:: EXERCISE INSTRUCTIONS ::
Every entry that follows needs to be repeated exactly.

(Dataset excerpts)
..........
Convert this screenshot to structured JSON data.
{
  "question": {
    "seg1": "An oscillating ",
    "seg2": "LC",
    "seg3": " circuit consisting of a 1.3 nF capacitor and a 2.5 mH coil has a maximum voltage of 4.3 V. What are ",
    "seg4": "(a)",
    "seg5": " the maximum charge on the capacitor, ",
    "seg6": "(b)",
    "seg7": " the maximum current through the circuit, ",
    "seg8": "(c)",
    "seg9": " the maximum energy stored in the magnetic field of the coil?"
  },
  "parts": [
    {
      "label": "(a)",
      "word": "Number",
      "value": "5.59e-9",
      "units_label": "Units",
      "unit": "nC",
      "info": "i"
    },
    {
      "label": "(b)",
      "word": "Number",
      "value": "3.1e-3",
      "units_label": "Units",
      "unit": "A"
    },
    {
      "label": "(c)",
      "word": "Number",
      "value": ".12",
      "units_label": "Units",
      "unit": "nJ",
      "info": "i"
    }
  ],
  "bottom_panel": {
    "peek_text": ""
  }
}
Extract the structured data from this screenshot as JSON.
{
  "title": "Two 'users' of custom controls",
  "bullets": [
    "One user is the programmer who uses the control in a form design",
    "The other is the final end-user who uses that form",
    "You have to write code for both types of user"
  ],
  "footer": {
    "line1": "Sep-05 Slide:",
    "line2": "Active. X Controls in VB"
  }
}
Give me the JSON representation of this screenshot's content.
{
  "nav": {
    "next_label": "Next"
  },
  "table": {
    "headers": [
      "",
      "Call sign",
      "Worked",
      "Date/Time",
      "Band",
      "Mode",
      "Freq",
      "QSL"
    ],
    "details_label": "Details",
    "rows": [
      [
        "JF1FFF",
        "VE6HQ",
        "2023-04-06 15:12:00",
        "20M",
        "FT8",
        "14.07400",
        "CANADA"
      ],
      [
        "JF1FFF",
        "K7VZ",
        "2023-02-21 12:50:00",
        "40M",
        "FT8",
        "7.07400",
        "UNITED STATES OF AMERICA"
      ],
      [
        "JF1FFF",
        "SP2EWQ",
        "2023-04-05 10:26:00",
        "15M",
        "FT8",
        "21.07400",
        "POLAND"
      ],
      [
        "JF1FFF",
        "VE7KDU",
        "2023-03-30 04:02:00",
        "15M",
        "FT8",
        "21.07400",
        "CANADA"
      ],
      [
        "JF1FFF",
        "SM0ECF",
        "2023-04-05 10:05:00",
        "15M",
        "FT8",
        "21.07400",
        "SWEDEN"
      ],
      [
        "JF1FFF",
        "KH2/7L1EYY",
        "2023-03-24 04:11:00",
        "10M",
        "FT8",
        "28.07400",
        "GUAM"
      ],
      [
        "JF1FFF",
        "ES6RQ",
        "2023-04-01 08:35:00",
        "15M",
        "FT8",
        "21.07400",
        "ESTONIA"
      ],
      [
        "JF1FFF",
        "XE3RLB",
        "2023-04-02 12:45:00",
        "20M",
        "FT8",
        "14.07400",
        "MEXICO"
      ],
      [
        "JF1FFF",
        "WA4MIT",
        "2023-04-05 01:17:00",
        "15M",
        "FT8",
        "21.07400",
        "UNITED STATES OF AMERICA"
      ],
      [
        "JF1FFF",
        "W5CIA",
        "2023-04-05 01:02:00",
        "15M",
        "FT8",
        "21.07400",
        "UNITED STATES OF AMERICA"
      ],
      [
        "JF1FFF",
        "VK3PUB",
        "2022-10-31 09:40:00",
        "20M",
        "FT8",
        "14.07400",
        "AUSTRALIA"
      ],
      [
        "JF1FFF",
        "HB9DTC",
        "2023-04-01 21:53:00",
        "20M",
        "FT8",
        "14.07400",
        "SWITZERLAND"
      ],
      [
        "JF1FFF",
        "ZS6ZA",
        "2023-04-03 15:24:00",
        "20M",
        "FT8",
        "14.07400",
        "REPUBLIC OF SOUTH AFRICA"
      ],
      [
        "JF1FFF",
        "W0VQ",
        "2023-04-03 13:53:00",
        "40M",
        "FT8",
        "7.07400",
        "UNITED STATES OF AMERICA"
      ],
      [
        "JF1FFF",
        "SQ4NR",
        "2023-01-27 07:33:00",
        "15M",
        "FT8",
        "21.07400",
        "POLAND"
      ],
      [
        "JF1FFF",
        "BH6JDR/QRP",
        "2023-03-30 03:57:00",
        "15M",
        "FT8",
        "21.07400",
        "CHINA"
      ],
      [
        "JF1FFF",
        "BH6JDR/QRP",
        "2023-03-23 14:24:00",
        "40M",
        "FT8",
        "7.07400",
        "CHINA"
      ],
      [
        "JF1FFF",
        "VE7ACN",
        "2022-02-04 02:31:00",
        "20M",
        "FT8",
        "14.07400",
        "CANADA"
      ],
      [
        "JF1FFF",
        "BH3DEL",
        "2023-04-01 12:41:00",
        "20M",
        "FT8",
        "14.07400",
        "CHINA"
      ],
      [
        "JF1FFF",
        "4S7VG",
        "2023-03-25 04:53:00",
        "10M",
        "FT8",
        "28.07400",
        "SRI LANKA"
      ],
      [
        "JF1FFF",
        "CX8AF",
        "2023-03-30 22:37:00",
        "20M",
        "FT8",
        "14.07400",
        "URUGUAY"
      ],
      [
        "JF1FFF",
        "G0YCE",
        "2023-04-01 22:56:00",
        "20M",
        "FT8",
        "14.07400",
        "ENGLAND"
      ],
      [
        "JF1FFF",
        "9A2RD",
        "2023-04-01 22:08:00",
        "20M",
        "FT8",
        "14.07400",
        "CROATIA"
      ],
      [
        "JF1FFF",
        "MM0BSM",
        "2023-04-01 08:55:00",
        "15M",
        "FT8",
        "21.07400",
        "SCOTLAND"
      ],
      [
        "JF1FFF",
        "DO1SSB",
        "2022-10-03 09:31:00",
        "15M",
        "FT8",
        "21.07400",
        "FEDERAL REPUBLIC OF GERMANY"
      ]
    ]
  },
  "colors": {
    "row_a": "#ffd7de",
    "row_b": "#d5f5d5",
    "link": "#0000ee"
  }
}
..........
:: SOLUTION TO THE PROBLEM ::
Convert this screenshot to structured JSON data.
{
  "question": {
    "seg1": "An oscillating ",
    "seg2": "LC",
    "seg3": " circuit consisting of a 1.3 nF capacitor and a 2.5 mH coil has a maximum voltage of 4.3 V. What are ",
    "seg4": "(a)",
    "seg5": " the maximum charge on the capacitor, ",
    "seg6": "(b)",
    "seg7": " the maximum current through the circuit, ",
    "seg8": "(c)",
    "seg9": " the maximum energy stored in the magnetic field of the coil?"
  },
  "parts": [
    {
      "label": "(a)",
      "word": "Number",
      "value": "5.59e-9",
      "units_label": "Units",
      "unit": "nC",
      "info": "i"
    },
    {
      "label": "(b)",
      "word": "Number",
      "value": "3.1e-3",
      "units_label": "Units",
      "unit": "A"
    },
    {
      "label": "(c)",
      "word": "Number",
      "value": ".12",
      "units_label": "Units",
      "unit": "nJ",
      "info": "i"
    }
  ],
  "bottom_panel": {
    "peek_text": ""
  }
}
Extract the structured data from this screenshot as JSON.
{
  "title": "Two 'users' of custom controls",
  "bullets": [
    "One user is the programmer who uses the control in a form design",
    "The other is the final end-user who uses that form",
    "You have to write code for both types of user"
  ],
  "footer": {
    "line1": "Sep-05 Slide:",
    "line2": "Active. X Controls in VB"
  }
}
Give me the JSON representation of this screenshot's content.
{
  "nav": {
    "next_label": "Next"
  },
  "table": {
    "headers": [
      "",
      "Call sign",
      "Worked",
      "Date/Time",
      "Band",
      "Mode",
      "Freq",
      "QSL"
    ],
    "details_label": "Details",
    "rows": [
      [
        "JF1FFF",
        "VE6HQ",
        "2023-04-06 15:12:00",
        "20M",
        "FT8",
        "14.07400",
        "CANADA"
      ],
      [
        "JF1FFF",
        "K7VZ",
        "2023-02-21 12:50:00",
        "40M",
        "FT8",
        "7.07400",
        "UNITED STATES OF AMERICA"
      ],
      [
        "JF1FFF",
        "SP2EWQ",
        "2023-04-05 10:26:00",
        "15M",
        "FT8",
        "21.07400",
        "POLAND"
      ],
      [
        "JF1FFF",
        "VE7KDU",
        "2023-03-30 04:02:00",
        "15M",
        "FT8",
        "21.07400",
        "CANADA"
      ],
      [
        "JF1FFF",
        "SM0ECF",
        "2023-04-05 10:05:00",
        "15M",
        "FT8",
        "21.07400",
        "SWEDEN"
      ],
      [
        "JF1FFF",
        "KH2/7L1EYY",
        "2023-03-24 04:11:00",
        "10M",
        "FT8",
        "28.07400",
        "GUAM"
      ],
      [
        "JF1FFF",
        "ES6RQ",
        "2023-04-01 08:35:00",
        "15M",
        "FT8",
        "21.07400",
        "ESTONIA"
      ],
      [
        "JF1FFF",
        "XE3RLB",
        "2023-04-02 12:45:00",
        "20M",
        "FT8",
        "14.07400",
        "MEXICO"
      ],
      [
        "JF1FFF",
        "WA4MIT",
        "2023-04-05 01:17:00",
        "15M",
        "FT8",
        "21.07400",
        "UNITED STATES OF AMERICA"
      ],
      [
        "JF1FFF",
        "W5CIA",
        "2023-04-05 01:02:00",
        "15M",
        "FT8",
        "21.07400",
        "UNITED STATES OF AMERICA"
      ],
      [
        "JF1FFF",
        "VK3PUB",
        "2022-10-31 09:40:00",
        "20M",
        "FT8",
        "14.07400",
        "AUSTRALIA"
      ],
      [
        "JF1FFF",
        "HB9DTC",
        "2023-04-01 21:53:00",
        "20M",
        "FT8",
        "14.07400",
        "SWITZERLAND"
      ],
      [
        "JF1FFF",
        "ZS6ZA",
        "2023-04-03 15:24:00",
        "20M",
        "FT8",
        "14.07400",
        "REPUBLIC OF SOUTH AFRICA"
      ],
      [
        "JF1FFF",
        "W0VQ",
        "2023-04-03 13:53:00",
        "40M",
        "FT8",
        "7.07400",
        "UNITED STATES OF AMERICA"
      ],
      [
        "JF1FFF",
        "SQ4NR",
        "2023-01-27 07:33:00",
        "15M",
        "FT8",
        "21.07400",
        "POLAND"
      ],
      [
        "JF1FFF",
        "BH6JDR/QRP",
        "2023-03-30 03:57:00",
        "15M",
        "FT8",
        "21.07400",
        "CHINA"
      ],
      [
        "JF1FFF",
        "BH6JDR/QRP",
        "2023-03-23 14:24:00",
        "40M",
        "FT8",
        "7.07400",
        "CHINA"
      ],
      [
        "JF1FFF",
        "VE7ACN",
        "2022-02-04 02:31:00",
        "20M",
        "FT8",
        "14.07400",
        "CANADA"
      ],
      [
        "JF1FFF",
        "BH3DEL",
        "2023-04-01 12:41:00",
        "20M",
        "FT8",
        "14.07400",
        "CHINA"
      ],
      [
        "JF1FFF",
        "4S7VG",
        "2023-03-25 04:53:00",
        "10M",
        "FT8",
        "28.07400",
        "SRI LANKA"
      ],
      [
        "JF1FFF",
        "CX8AF",
        "2023-03-30 22:37:00",
        "20M",
        "FT8",
        "14.07400",
        "URUGUAY"
      ],
      [
        "JF1FFF",
        "G0YCE",
        "2023-04-01 22:56:00",
        "20M",
        "FT8",
        "14.07400",
        "ENGLAND"
      ],
      [
        "JF1FFF",
        "9A2RD",
        "2023-04-01 22:08:00",
        "20M",
        "FT8",
        "14.07400",
        "CROATIA"
      ],
      [
        "JF1FFF",
        "MM0BSM",
        "2023-04-01 08:55:00",
        "15M",
        "FT8",
        "21.07400",
        "SCOTLAND"
      ],
      [
        "JF1FFF",
        "DO1SSB",
        "2022-10-03 09:31:00",
        "15M",
        "FT8",
        "21.07400",
        "FEDERAL REPUBLIC OF GERMANY"
      ]
    ]
  },
  "colors": {
    "row_a": "#ffd7de",
    "row_b": "#d5f5d5",
    "link": "#0000ee"
  }
}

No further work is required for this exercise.